Items —
Start
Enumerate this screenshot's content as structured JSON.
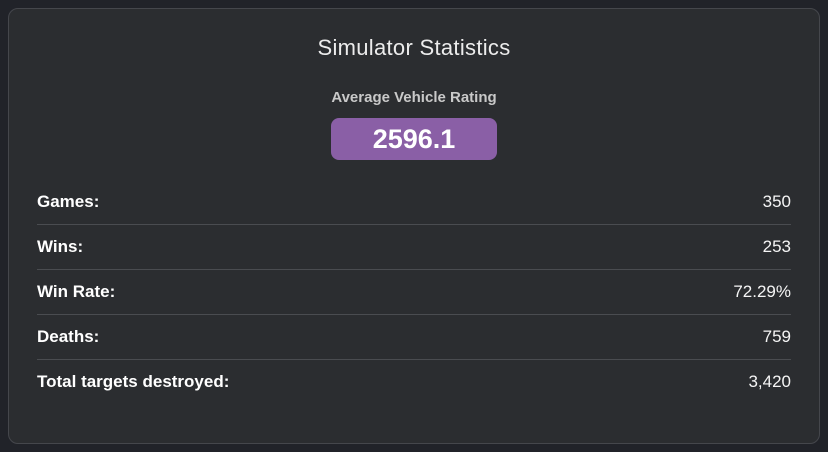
{
  "card": {
    "title": "Simulator Statistics",
    "rating": {
      "label": "Average Vehicle Rating",
      "value": "2596.1"
    },
    "rows": [
      {
        "label": "Games:",
        "value": "350"
      },
      {
        "label": "Wins:",
        "value": "253"
      },
      {
        "label": "Win Rate:",
        "value": "72.29%"
      },
      {
        "label": "Deaths:",
        "value": "759"
      },
      {
        "label": "Total targets destroyed:",
        "value": "3,420"
      }
    ]
  },
  "colors": {
    "accent": "#8a5fa6",
    "card_background": "#2b2d30",
    "page_background": "#212329"
  }
}
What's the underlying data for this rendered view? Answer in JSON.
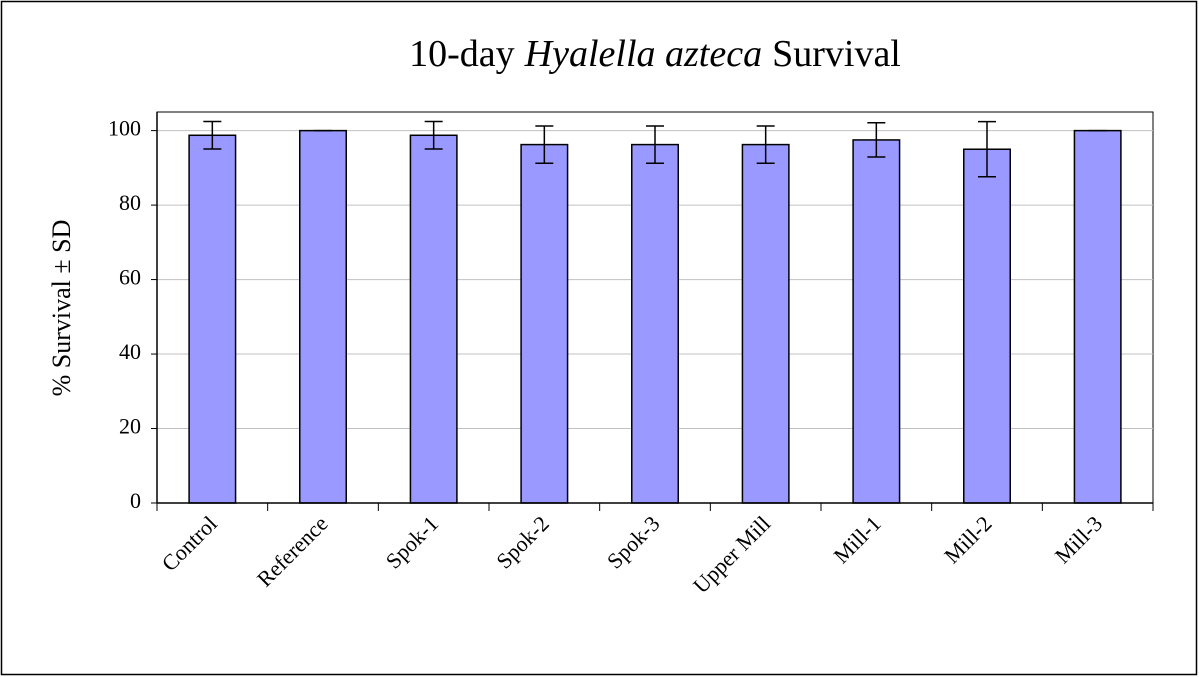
{
  "chart_data": {
    "type": "bar",
    "title": [
      "10-day",
      "Hyalella azteca",
      "Survival"
    ],
    "y_label": "% Survival ± SD",
    "categories": [
      "Control",
      "Reference",
      "Spok-1",
      "Spok-2",
      "Spok-3",
      "Upper Mill",
      "Mill-1",
      "Mill-2",
      "Mill-3"
    ],
    "values": [
      98.75,
      100,
      98.75,
      96.25,
      96.25,
      96.25,
      97.5,
      95,
      100
    ],
    "errors": [
      3.7,
      0,
      3.7,
      5,
      5,
      5,
      4.6,
      7.4,
      0
    ],
    "color": "#9999ff",
    "ylim": [
      0,
      105
    ],
    "yticks": [
      0,
      20,
      40,
      60,
      80,
      100
    ],
    "grid": true
  }
}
End
Set task —
Retype everything in the material word for word, minus pictures.

Result for this exercise —
Enumerate this screenshot's content as structured JSON.
{
  "card": {
    "title": "Simulator Statistics",
    "rating": {
      "label": "Average Vehicle Rating",
      "value": "2596.1"
    },
    "rows": [
      {
        "label": "Games:",
        "value": "350"
      },
      {
        "label": "Wins:",
        "value": "253"
      },
      {
        "label": "Win Rate:",
        "value": "72.29%"
      },
      {
        "label": "Deaths:",
        "value": "759"
      },
      {
        "label": "Total targets destroyed:",
        "value": "3,420"
      }
    ]
  },
  "colors": {
    "accent": "#8a5fa6",
    "card_background": "#2b2d30",
    "page_background": "#212329"
  }
}
What's the underlying data for this rendered view? Answer in JSON.
{
  "chart_data": {
    "type": "bar",
    "title": [
      "10-day",
      "Hyalella azteca",
      "Survival"
    ],
    "y_label": "% Survival ± SD",
    "categories": [
      "Control",
      "Reference",
      "Spok-1",
      "Spok-2",
      "Spok-3",
      "Upper Mill",
      "Mill-1",
      "Mill-2",
      "Mill-3"
    ],
    "values": [
      98.75,
      100,
      98.75,
      96.25,
      96.25,
      96.25,
      97.5,
      95,
      100
    ],
    "errors": [
      3.7,
      0,
      3.7,
      5,
      5,
      5,
      4.6,
      7.4,
      0
    ],
    "color": "#9999ff",
    "ylim": [
      0,
      105
    ],
    "yticks": [
      0,
      20,
      40,
      60,
      80,
      100
    ],
    "grid": true
  }
}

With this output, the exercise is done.